> **TO BE DONE**: Repeat each record below exactly as given.

> **EXCERPTED RECORDS**:
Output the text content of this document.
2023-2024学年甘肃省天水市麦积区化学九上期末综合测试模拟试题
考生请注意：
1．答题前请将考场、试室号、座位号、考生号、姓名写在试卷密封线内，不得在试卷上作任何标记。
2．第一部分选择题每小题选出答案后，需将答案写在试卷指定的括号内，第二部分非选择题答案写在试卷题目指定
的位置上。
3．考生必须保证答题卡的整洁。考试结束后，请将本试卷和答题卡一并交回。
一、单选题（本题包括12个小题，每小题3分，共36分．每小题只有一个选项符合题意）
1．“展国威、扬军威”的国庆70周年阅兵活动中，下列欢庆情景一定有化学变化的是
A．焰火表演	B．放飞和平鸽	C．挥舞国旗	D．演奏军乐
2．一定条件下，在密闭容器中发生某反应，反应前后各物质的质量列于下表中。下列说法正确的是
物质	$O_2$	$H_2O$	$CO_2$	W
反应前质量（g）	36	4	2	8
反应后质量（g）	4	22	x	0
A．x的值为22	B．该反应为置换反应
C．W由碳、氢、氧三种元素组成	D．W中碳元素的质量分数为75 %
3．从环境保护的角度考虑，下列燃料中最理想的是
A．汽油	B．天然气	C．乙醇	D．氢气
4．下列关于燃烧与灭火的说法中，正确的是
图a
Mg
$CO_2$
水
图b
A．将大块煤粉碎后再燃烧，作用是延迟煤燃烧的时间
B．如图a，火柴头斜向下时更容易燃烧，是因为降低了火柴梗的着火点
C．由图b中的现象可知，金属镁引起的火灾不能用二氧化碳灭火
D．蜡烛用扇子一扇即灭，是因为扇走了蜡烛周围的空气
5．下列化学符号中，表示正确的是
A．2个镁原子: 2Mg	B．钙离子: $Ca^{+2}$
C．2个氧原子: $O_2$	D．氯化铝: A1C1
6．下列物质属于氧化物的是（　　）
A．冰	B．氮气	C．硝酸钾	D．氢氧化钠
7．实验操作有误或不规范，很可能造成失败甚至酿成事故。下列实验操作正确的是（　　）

> **EXPECTED OUTPUT**:
Output the text content of this document.
2023-2024学年甘肃省天水市麦积区化学九上期末综合测试模拟试题
考生请注意：
1．答题前请将考场、试室号、座位号、考生号、姓名写在试卷密封线内，不得在试卷上作任何标记。
2．第一部分选择题每小题选出答案后，需将答案写在试卷指定的括号内，第二部分非选择题答案写在试卷题目指定
的位置上。
3．考生必须保证答题卡的整洁。考试结束后，请将本试卷和答题卡一并交回。
一、单选题（本题包括12个小题，每小题3分，共36分．每小题只有一个选项符合题意）
1．“展国威、扬军威”的国庆70周年阅兵活动中，下列欢庆情景一定有化学变化的是
A．焰火表演	B．放飞和平鸽	C．挥舞国旗	D．演奏军乐
2．一定条件下，在密闭容器中发生某反应，反应前后各物质的质量列于下表中。下列说法正确的是
物质	$O_2$	$H_2O$	$CO_2$	W
反应前质量（g）	36	4	2	8
反应后质量（g）	4	22	x	0
A．x的值为22	B．该反应为置换反应
C．W由碳、氢、氧三种元素组成	D．W中碳元素的质量分数为75 %
3．从环境保护的角度考虑，下列燃料中最理想的是
A．汽油	B．天然气	C．乙醇	D．氢气
4．下列关于燃烧与灭火的说法中，正确的是
图a
Mg
$CO_2$
水
图b
A．将大块煤粉碎后再燃烧，作用是延迟煤燃烧的时间
B．如图a，火柴头斜向下时更容易燃烧，是因为降低了火柴梗的着火点
C．由图b中的现象可知，金属镁引起的火灾不能用二氧化碳灭火
D．蜡烛用扇子一扇即灭，是因为扇走了蜡烛周围的空气
5．下列化学符号中，表示正确的是
A．2个镁原子: 2Mg	B．钙离子: $Ca^{+2}$
C．2个氧原子: $O_2$	D．氯化铝: A1C1
6．下列物质属于氧化物的是（　　）
A．冰	B．氮气	C．硝酸钾	D．氢氧化钠
7．实验操作有误或不规范，很可能造成失败甚至酿成事故。下列实验操作正确的是（　　）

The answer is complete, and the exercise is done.